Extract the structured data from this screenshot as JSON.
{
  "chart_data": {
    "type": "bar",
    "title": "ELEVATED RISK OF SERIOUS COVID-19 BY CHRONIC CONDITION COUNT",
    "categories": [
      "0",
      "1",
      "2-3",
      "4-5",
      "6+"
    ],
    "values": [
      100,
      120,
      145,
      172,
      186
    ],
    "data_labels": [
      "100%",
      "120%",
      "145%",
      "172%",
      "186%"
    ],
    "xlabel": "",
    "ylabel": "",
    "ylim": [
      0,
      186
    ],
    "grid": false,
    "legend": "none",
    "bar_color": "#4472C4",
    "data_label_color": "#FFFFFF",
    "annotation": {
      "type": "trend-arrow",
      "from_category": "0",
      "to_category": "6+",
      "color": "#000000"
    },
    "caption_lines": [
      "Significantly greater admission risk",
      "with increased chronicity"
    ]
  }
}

..........

Return every record above exactly as it appears.

Full response:
Extract the structured data from this screenshot as JSON.
{
  "chart_data": {
    "type": "bar",
    "title": "ELEVATED RISK OF SERIOUS COVID-19 BY CHRONIC CONDITION COUNT",
    "categories": [
      "0",
      "1",
      "2-3",
      "4-5",
      "6+"
    ],
    "values": [
      100,
      120,
      145,
      172,
      186
    ],
    "data_labels": [
      "100%",
      "120%",
      "145%",
      "172%",
      "186%"
    ],
    "xlabel": "",
    "ylabel": "",
    "ylim": [
      0,
      186
    ],
    "grid": false,
    "legend": "none",
    "bar_color": "#4472C4",
    "data_label_color": "#FFFFFF",
    "annotation": {
      "type": "trend-arrow",
      "from_category": "0",
      "to_category": "6+",
      "color": "#000000"
    },
    "caption_lines": [
      "Significantly greater admission risk",
      "with increased chronicity"
    ]
  }
}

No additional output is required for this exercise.